• _Description of the task_: Reproduce all of the material exactly as shown.

**** Given records

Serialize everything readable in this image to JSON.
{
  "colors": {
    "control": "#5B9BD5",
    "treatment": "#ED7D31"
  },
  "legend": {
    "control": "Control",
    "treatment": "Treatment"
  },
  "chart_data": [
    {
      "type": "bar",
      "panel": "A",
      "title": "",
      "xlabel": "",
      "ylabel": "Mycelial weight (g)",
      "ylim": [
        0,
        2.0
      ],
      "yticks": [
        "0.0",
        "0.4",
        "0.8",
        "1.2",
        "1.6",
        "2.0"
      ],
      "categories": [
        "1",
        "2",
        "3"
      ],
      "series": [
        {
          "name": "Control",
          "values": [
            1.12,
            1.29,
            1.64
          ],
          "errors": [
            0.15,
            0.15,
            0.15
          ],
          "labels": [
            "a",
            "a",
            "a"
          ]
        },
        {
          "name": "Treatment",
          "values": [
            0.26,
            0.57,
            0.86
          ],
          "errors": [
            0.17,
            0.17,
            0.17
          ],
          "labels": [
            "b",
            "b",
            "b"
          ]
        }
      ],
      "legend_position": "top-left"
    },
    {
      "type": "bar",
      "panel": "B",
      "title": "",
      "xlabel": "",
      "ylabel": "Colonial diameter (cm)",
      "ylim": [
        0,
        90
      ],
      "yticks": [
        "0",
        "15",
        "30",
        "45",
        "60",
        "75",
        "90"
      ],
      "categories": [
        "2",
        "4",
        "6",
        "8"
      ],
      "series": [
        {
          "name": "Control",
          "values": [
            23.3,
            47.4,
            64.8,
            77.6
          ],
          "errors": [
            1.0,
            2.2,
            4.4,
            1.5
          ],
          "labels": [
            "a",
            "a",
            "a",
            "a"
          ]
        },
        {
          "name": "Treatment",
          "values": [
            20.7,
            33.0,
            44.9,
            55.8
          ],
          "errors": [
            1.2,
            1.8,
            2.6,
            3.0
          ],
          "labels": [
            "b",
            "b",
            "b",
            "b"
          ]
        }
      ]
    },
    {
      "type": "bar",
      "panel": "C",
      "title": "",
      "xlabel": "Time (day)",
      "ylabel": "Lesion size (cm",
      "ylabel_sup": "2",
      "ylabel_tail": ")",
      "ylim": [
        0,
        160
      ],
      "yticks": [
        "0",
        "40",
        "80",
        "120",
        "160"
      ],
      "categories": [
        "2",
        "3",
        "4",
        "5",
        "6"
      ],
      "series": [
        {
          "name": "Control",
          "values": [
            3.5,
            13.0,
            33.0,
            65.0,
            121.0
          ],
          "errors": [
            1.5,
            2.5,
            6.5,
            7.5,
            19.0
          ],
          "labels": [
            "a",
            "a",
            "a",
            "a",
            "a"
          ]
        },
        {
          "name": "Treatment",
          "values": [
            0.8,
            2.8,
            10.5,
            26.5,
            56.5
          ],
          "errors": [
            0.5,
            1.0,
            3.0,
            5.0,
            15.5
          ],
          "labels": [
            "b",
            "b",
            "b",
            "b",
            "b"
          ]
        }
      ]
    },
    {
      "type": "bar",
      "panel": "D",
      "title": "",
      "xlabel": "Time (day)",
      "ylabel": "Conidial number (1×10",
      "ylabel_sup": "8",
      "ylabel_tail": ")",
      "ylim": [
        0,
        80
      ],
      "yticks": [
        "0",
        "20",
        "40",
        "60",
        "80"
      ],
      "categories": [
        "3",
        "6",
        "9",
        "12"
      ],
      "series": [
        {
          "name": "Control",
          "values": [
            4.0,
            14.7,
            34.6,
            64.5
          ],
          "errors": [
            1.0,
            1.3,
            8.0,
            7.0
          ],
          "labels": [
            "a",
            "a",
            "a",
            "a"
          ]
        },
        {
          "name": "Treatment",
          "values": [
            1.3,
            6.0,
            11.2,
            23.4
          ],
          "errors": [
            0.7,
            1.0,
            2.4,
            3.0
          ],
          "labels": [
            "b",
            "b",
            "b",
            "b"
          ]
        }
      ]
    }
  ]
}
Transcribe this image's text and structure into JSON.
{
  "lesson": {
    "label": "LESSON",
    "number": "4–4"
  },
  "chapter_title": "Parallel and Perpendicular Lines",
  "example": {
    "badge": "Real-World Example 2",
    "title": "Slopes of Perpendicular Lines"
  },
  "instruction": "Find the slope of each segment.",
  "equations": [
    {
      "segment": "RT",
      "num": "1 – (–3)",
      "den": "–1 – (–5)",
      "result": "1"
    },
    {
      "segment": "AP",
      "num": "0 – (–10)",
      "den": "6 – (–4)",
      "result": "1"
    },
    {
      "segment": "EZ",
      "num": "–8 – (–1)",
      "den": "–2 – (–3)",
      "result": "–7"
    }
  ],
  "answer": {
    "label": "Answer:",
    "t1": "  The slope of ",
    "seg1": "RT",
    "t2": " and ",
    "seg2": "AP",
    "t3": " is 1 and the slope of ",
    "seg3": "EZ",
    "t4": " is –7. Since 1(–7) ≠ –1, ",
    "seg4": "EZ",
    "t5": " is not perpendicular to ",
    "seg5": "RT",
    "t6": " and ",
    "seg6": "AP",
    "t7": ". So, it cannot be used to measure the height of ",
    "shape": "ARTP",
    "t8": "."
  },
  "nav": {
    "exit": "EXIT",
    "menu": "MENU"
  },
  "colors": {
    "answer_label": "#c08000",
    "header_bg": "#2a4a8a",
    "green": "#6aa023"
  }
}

********

• _Correct answer_:
Serialize everything readable in this image to JSON.
{
  "colors": {
    "control": "#5B9BD5",
    "treatment": "#ED7D31"
  },
  "legend": {
    "control": "Control",
    "treatment": "Treatment"
  },
  "chart_data": [
    {
      "type": "bar",
      "panel": "A",
      "title": "",
      "xlabel": "",
      "ylabel": "Mycelial weight (g)",
      "ylim": [
        0,
        2.0
      ],
      "yticks": [
        "0.0",
        "0.4",
        "0.8",
        "1.2",
        "1.6",
        "2.0"
      ],
      "categories": [
        "1",
        "2",
        "3"
      ],
      "series": [
        {
          "name": "Control",
          "values": [
            1.12,
            1.29,
            1.64
          ],
          "errors": [
            0.15,
            0.15,
            0.15
          ],
          "labels": [
            "a",
            "a",
            "a"
          ]
        },
        {
          "name": "Treatment",
          "values": [
            0.26,
            0.57,
            0.86
          ],
          "errors": [
            0.17,
            0.17,
            0.17
          ],
          "labels": [
            "b",
            "b",
            "b"
          ]
        }
      ],
      "legend_position": "top-left"
    },
    {
      "type": "bar",
      "panel": "B",
      "title": "",
      "xlabel": "",
      "ylabel": "Colonial diameter (cm)",
      "ylim": [
        0,
        90
      ],
      "yticks": [
        "0",
        "15",
        "30",
        "45",
        "60",
        "75",
        "90"
      ],
      "categories": [
        "2",
        "4",
        "6",
        "8"
      ],
      "series": [
        {
          "name": "Control",
          "values": [
            23.3,
            47.4,
            64.8,
            77.6
          ],
          "errors": [
            1.0,
            2.2,
            4.4,
            1.5
          ],
          "labels": [
            "a",
            "a",
            "a",
            "a"
          ]
        },
        {
          "name": "Treatment",
          "values": [
            20.7,
            33.0,
            44.9,
            55.8
          ],
          "errors": [
            1.2,
            1.8,
            2.6,
            3.0
          ],
          "labels": [
            "b",
            "b",
            "b",
            "b"
          ]
        }
      ]
    },
    {
      "type": "bar",
      "panel": "C",
      "title": "",
      "xlabel": "Time (day)",
      "ylabel": "Lesion size (cm",
      "ylabel_sup": "2",
      "ylabel_tail": ")",
      "ylim": [
        0,
        160
      ],
      "yticks": [
        "0",
        "40",
        "80",
        "120",
        "160"
      ],
      "categories": [
        "2",
        "3",
        "4",
        "5",
        "6"
      ],
      "series": [
        {
          "name": "Control",
          "values": [
            3.5,
            13.0,
            33.0,
            65.0,
            121.0
          ],
          "errors": [
            1.5,
            2.5,
            6.5,
            7.5,
            19.0
          ],
          "labels": [
            "a",
            "a",
            "a",
            "a",
            "a"
          ]
        },
        {
          "name": "Treatment",
          "values": [
            0.8,
            2.8,
            10.5,
            26.5,
            56.5
          ],
          "errors": [
            0.5,
            1.0,
            3.0,
            5.0,
            15.5
          ],
          "labels": [
            "b",
            "b",
            "b",
            "b",
            "b"
          ]
        }
      ]
    },
    {
      "type": "bar",
      "panel": "D",
      "title": "",
      "xlabel": "Time (day)",
      "ylabel": "Conidial number (1×10",
      "ylabel_sup": "8",
      "ylabel_tail": ")",
      "ylim": [
        0,
        80
      ],
      "yticks": [
        "0",
        "20",
        "40",
        "60",
        "80"
      ],
      "categories": [
        "3",
        "6",
        "9",
        "12"
      ],
      "series": [
        {
          "name": "Control",
          "values": [
            4.0,
            14.7,
            34.6,
            64.5
          ],
          "errors": [
            1.0,
            1.3,
            8.0,
            7.0
          ],
          "labels": [
            "a",
            "a",
            "a",
            "a"
          ]
        },
        {
          "name": "Treatment",
          "values": [
            1.3,
            6.0,
            11.2,
            23.4
          ],
          "errors": [
            0.7,
            1.0,
            2.4,
            3.0
          ],
          "labels": [
            "b",
            "b",
            "b",
            "b"
          ]
        }
      ]
    }
  ]
}
Transcribe this image's text and structure into JSON.
{
  "lesson": {
    "label": "LESSON",
    "number": "4–4"
  },
  "chapter_title": "Parallel and Perpendicular Lines",
  "example": {
    "badge": "Real-World Example 2",
    "title": "Slopes of Perpendicular Lines"
  },
  "instruction": "Find the slope of each segment.",
  "equations": [
    {
      "segment": "RT",
      "num": "1 – (–3)",
      "den": "–1 – (–5)",
      "result": "1"
    },
    {
      "segment": "AP",
      "num": "0 – (–10)",
      "den": "6 – (–4)",
      "result": "1"
    },
    {
      "segment": "EZ",
      "num": "–8 – (–1)",
      "den": "–2 – (–3)",
      "result": "–7"
    }
  ],
  "answer": {
    "label": "Answer:",
    "t1": "  The slope of ",
    "seg1": "RT",
    "t2": " and ",
    "seg2": "AP",
    "t3": " is 1 and the slope of ",
    "seg3": "EZ",
    "t4": " is –7. Since 1(–7) ≠ –1, ",
    "seg4": "EZ",
    "t5": " is not perpendicular to ",
    "seg5": "RT",
    "t6": " and ",
    "seg6": "AP",
    "t7": ". So, it cannot be used to measure the height of ",
    "shape": "ARTP",
    "t8": "."
  },
  "nav": {
    "exit": "EXIT",
    "menu": "MENU"
  },
  "colors": {
    "answer_label": "#c08000",
    "header_bg": "#2a4a8a",
    "green": "#6aa023"
  }
}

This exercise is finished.